- **Exercise directions**: Locate each line with the string "this" in the listing below and copy it.
## start
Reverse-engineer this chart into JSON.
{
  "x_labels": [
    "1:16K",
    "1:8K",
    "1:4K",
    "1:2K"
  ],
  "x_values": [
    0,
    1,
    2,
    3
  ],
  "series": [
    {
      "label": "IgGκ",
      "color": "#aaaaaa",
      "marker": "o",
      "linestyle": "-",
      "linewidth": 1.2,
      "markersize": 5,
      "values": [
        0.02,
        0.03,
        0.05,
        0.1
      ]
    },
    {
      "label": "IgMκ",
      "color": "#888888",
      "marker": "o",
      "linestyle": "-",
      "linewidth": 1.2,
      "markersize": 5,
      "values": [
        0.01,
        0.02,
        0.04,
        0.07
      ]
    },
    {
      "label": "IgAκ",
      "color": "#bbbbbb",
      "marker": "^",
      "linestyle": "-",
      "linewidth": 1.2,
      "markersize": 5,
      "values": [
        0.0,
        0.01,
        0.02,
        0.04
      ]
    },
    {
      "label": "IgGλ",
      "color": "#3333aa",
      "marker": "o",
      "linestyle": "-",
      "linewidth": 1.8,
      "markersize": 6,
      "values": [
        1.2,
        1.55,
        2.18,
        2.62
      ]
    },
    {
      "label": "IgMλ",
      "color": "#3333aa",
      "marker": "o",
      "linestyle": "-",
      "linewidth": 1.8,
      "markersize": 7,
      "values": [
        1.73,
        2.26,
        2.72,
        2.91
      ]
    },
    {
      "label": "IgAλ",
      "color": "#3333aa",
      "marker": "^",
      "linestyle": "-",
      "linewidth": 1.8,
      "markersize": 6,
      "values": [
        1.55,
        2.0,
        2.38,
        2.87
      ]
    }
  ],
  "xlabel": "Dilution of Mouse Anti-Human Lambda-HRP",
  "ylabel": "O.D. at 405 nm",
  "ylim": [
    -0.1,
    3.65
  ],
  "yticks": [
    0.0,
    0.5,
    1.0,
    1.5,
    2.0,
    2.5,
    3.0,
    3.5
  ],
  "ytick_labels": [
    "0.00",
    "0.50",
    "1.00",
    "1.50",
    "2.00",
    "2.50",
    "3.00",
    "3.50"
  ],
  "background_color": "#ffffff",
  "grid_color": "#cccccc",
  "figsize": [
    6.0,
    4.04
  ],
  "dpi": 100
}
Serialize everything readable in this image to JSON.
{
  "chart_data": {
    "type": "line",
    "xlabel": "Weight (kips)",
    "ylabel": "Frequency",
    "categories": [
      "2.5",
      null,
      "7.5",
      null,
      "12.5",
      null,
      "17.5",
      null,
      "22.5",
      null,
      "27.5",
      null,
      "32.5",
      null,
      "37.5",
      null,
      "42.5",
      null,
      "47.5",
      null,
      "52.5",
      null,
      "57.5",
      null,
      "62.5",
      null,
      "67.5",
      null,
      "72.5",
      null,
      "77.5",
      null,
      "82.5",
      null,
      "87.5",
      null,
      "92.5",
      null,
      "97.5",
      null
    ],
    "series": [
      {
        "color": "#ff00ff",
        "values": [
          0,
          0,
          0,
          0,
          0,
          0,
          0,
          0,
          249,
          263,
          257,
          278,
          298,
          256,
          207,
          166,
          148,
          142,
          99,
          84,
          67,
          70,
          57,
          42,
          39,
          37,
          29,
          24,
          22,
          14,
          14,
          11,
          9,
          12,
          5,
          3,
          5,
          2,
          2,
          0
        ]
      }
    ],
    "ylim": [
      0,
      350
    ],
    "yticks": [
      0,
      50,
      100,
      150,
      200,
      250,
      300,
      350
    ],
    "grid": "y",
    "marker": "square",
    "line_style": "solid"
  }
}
## end
- **Task response**:
Reverse-engineer this chart into JSON.
Serialize everything readable in this image to JSON.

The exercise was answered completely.